• _EXERCISE REQUIREMENTS_
Pick out each line containing the string "name".

• _Dataset entries on figures_
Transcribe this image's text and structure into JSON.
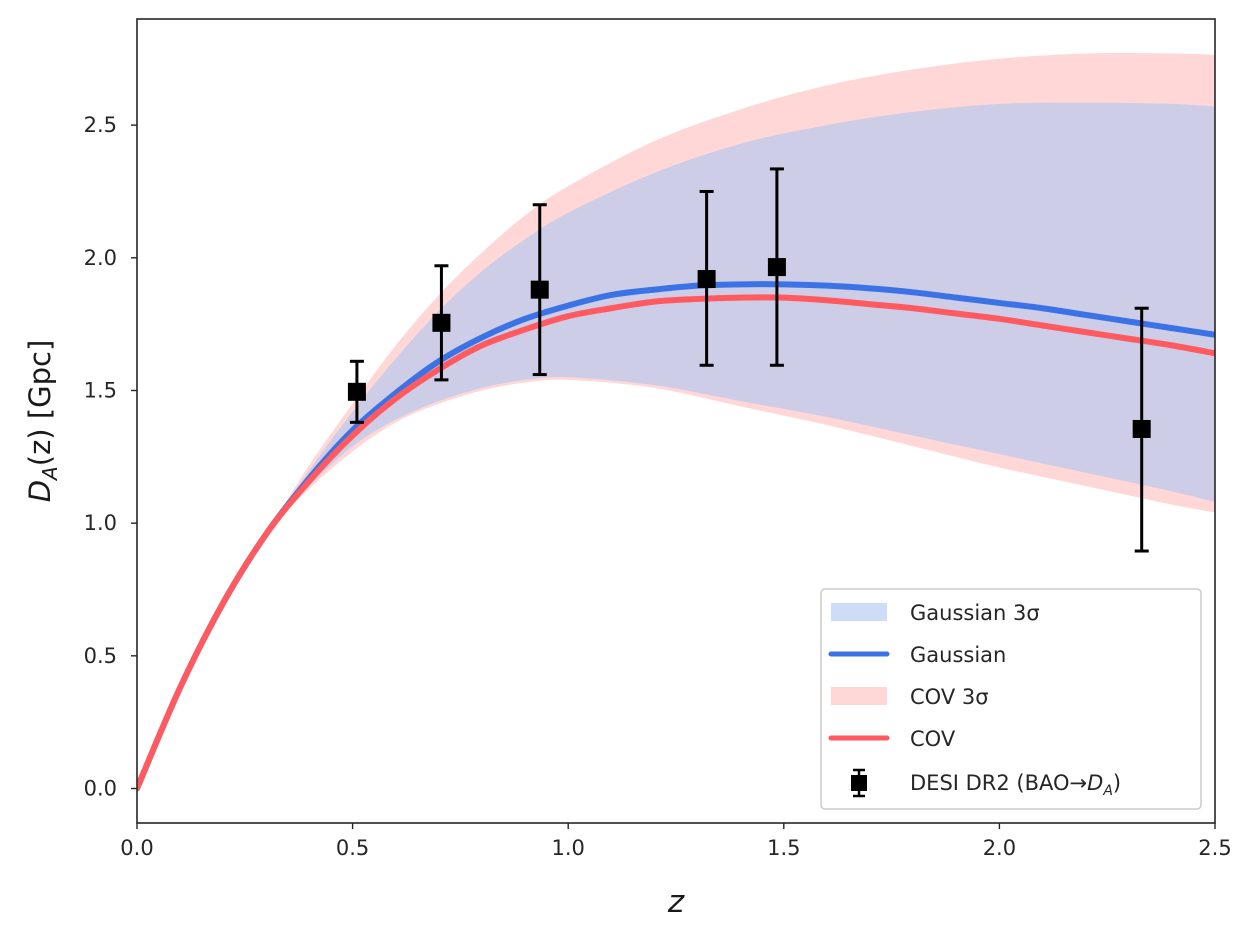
{
  "chart_data": {
    "type": "line",
    "title": "",
    "xlabel": "z",
    "ylabel_main": "D",
    "ylabel_sub": "A",
    "ylabel_rest": "(z) [Gpc]",
    "xlim": [
      0.0,
      2.5
    ],
    "ylim": [
      -0.13,
      2.9
    ],
    "xticks": [
      0.0,
      0.5,
      1.0,
      1.5,
      2.0,
      2.5
    ],
    "xtick_labels": [
      "0.0",
      "0.5",
      "1.0",
      "1.5",
      "2.0",
      "2.5"
    ],
    "yticks": [
      0.0,
      0.5,
      1.0,
      1.5,
      2.0,
      2.5
    ],
    "ytick_labels": [
      "0.0",
      "0.5",
      "1.0",
      "1.5",
      "2.0",
      "2.5"
    ],
    "grid": false,
    "legend_position": "lower-right",
    "series": [
      {
        "name": "Gaussian",
        "color": "#3b73e6",
        "x": [
          0.0,
          0.1,
          0.2,
          0.3,
          0.4,
          0.5,
          0.6,
          0.7,
          0.8,
          0.9,
          1.0,
          1.1,
          1.2,
          1.3,
          1.4,
          1.5,
          1.6,
          1.7,
          1.8,
          1.9,
          2.0,
          2.1,
          2.2,
          2.3,
          2.4,
          2.5
        ],
        "y": [
          0.0,
          0.38,
          0.7,
          0.96,
          1.17,
          1.35,
          1.49,
          1.61,
          1.7,
          1.77,
          1.82,
          1.86,
          1.88,
          1.895,
          1.9,
          1.9,
          1.895,
          1.885,
          1.87,
          1.85,
          1.83,
          1.81,
          1.785,
          1.76,
          1.735,
          1.71
        ]
      },
      {
        "name": "COV",
        "color": "#ff5a5f",
        "x": [
          0.0,
          0.1,
          0.2,
          0.3,
          0.4,
          0.5,
          0.6,
          0.7,
          0.8,
          0.9,
          1.0,
          1.1,
          1.2,
          1.3,
          1.4,
          1.5,
          1.6,
          1.7,
          1.8,
          1.9,
          2.0,
          2.1,
          2.2,
          2.3,
          2.4,
          2.5
        ],
        "y": [
          0.0,
          0.38,
          0.7,
          0.96,
          1.16,
          1.33,
          1.47,
          1.58,
          1.67,
          1.73,
          1.78,
          1.81,
          1.835,
          1.845,
          1.85,
          1.85,
          1.84,
          1.825,
          1.81,
          1.79,
          1.77,
          1.745,
          1.72,
          1.695,
          1.67,
          1.64
        ]
      }
    ],
    "bands": [
      {
        "name": "Gaussian 3σ",
        "color": "#aec6f2",
        "opacity": 0.6,
        "x": [
          0.0,
          0.1,
          0.2,
          0.3,
          0.4,
          0.5,
          0.6,
          0.7,
          0.8,
          0.9,
          1.0,
          1.2,
          1.4,
          1.6,
          1.8,
          2.0,
          2.2,
          2.4,
          2.5
        ],
        "upper": [
          0.0,
          0.38,
          0.7,
          0.96,
          1.2,
          1.42,
          1.62,
          1.8,
          1.95,
          2.07,
          2.17,
          2.32,
          2.43,
          2.5,
          2.55,
          2.58,
          2.585,
          2.58,
          2.57
        ],
        "lower": [
          0.0,
          0.38,
          0.7,
          0.96,
          1.14,
          1.29,
          1.39,
          1.46,
          1.51,
          1.54,
          1.55,
          1.52,
          1.46,
          1.4,
          1.33,
          1.26,
          1.19,
          1.12,
          1.08
        ]
      },
      {
        "name": "COV 3σ",
        "color": "#ff9a9a",
        "opacity": 0.4,
        "x": [
          0.0,
          0.1,
          0.2,
          0.3,
          0.4,
          0.5,
          0.6,
          0.7,
          0.8,
          0.9,
          1.0,
          1.2,
          1.4,
          1.6,
          1.8,
          2.0,
          2.2,
          2.4,
          2.5
        ],
        "upper": [
          0.0,
          0.38,
          0.7,
          0.96,
          1.22,
          1.45,
          1.67,
          1.86,
          2.02,
          2.16,
          2.27,
          2.44,
          2.56,
          2.65,
          2.71,
          2.75,
          2.77,
          2.77,
          2.765
        ],
        "lower": [
          0.0,
          0.38,
          0.7,
          0.96,
          1.13,
          1.27,
          1.38,
          1.45,
          1.5,
          1.53,
          1.54,
          1.51,
          1.44,
          1.37,
          1.29,
          1.21,
          1.14,
          1.07,
          1.04
        ]
      }
    ],
    "points": {
      "name": "DESI DR2 (BAO→D_A)",
      "color": "#000000",
      "x": [
        0.51,
        0.706,
        0.934,
        1.321,
        1.484,
        2.33
      ],
      "y": [
        1.495,
        1.755,
        1.88,
        1.92,
        1.965,
        1.355
      ],
      "err_lower": [
        0.115,
        0.215,
        0.32,
        0.325,
        0.37,
        0.46
      ],
      "err_upper": [
        0.115,
        0.215,
        0.32,
        0.33,
        0.37,
        0.455
      ]
    },
    "legend": [
      {
        "label": "Gaussian 3σ",
        "kind": "band",
        "color": "#aec6f2",
        "opacity": 0.6
      },
      {
        "label": "Gaussian",
        "kind": "line",
        "color": "#3b73e6"
      },
      {
        "label": "COV 3σ",
        "kind": "band",
        "color": "#ff9a9a",
        "opacity": 0.4
      },
      {
        "label": "COV",
        "kind": "line",
        "color": "#ff5a5f"
      },
      {
        "label": "DESI DR2 (BAO→",
        "label_math": "D",
        "label_math_sub": "A",
        "label_tail": ")",
        "kind": "errorbar",
        "color": "#000000"
      }
    ]
  }
}
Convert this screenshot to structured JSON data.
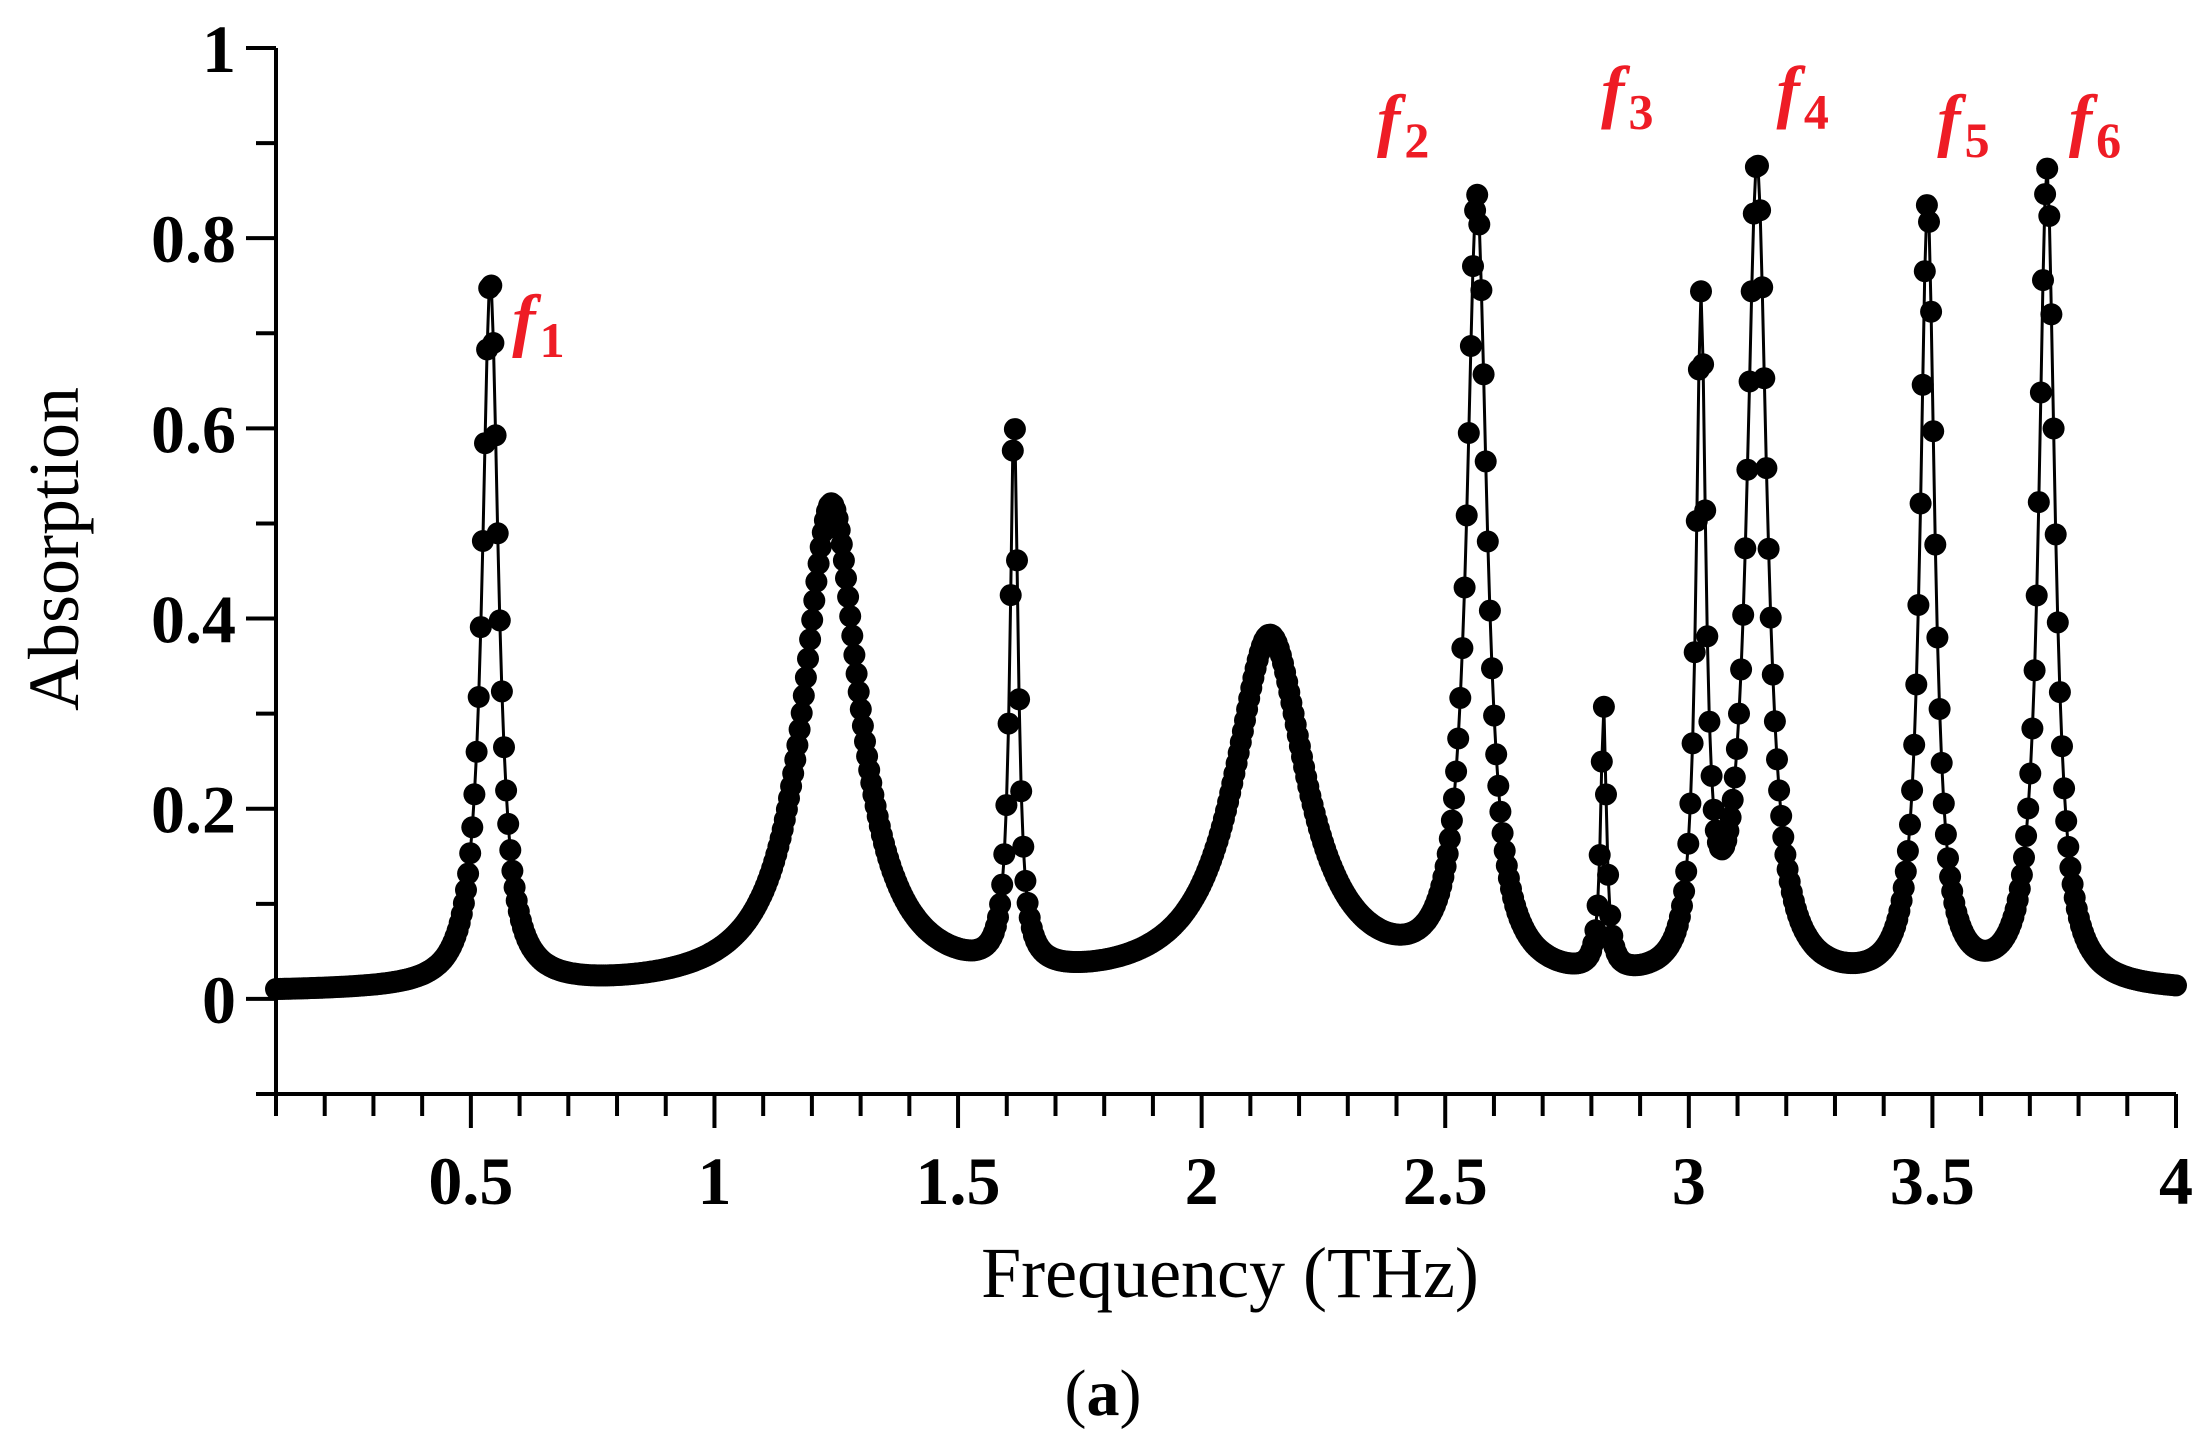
{
  "chart_data": {
    "type": "scatter",
    "xlabel": "Frequency (THz)",
    "ylabel": "Absorption",
    "panel_label_open": "(",
    "panel_label_letter": "a",
    "panel_label_close": ")",
    "xlim": [
      0.1,
      4.0
    ],
    "ylim": [
      -0.1,
      1.0
    ],
    "x_ticks": [
      0.5,
      1,
      1.5,
      2,
      2.5,
      3,
      3.5,
      4
    ],
    "x_tick_labels": [
      "0.5",
      "1",
      "1.5",
      "2",
      "2.5",
      "3",
      "3.5",
      "4"
    ],
    "x_minor_step": 0.1,
    "y_ticks": [
      0,
      0.2,
      0.4,
      0.6,
      0.8,
      1
    ],
    "y_tick_labels": [
      "0",
      "0.2",
      "0.4",
      "0.6",
      "0.8",
      "1"
    ],
    "y_minor_step": 0.1,
    "grid": false,
    "marker_color": "#000000",
    "label_color": "#ee1c25",
    "series": [
      {
        "marker": "filled-circle",
        "x_range": [
          0.1,
          4.0
        ],
        "baseline": 0.006,
        "peaks": [
          {
            "f": 0.54,
            "amp": 0.745,
            "w": 0.02
          },
          {
            "f": 1.24,
            "amp": 0.51,
            "w": 0.07
          },
          {
            "f": 1.615,
            "amp": 0.58,
            "w": 0.01
          },
          {
            "f": 2.14,
            "amp": 0.37,
            "w": 0.09
          },
          {
            "f": 2.565,
            "amp": 0.82,
            "w": 0.025
          },
          {
            "f": 2.825,
            "amp": 0.28,
            "w": 0.007
          },
          {
            "f": 3.025,
            "amp": 0.69,
            "w": 0.012
          },
          {
            "f": 3.14,
            "amp": 0.86,
            "w": 0.025
          },
          {
            "f": 3.49,
            "amp": 0.82,
            "w": 0.018
          },
          {
            "f": 3.735,
            "amp": 0.86,
            "w": 0.02
          }
        ],
        "values_note": "y(x) = baseline + sum amp / (1 + ((x - f) / w)^2), clipped at 1.0"
      }
    ],
    "peak_labels": [
      {
        "letter": "f",
        "sub": "1",
        "x": 0.585,
        "y": 0.69
      },
      {
        "letter": "f",
        "sub": "2",
        "x": 2.36,
        "y": 0.9
      },
      {
        "letter": "f",
        "sub": "3",
        "x": 2.82,
        "y": 0.93
      },
      {
        "letter": "f",
        "sub": "4",
        "x": 3.18,
        "y": 0.93
      },
      {
        "letter": "f",
        "sub": "5",
        "x": 3.51,
        "y": 0.9
      },
      {
        "letter": "f",
        "sub": "6",
        "x": 3.78,
        "y": 0.9
      }
    ]
  }
}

• _RESPONSE_
        "name": "Gaussian",
        "name": "COV",
        "name": "Gaussian 3σ",
        "name": "COV 3σ",
      "name": "DESI DR2 (BAO→D_A)",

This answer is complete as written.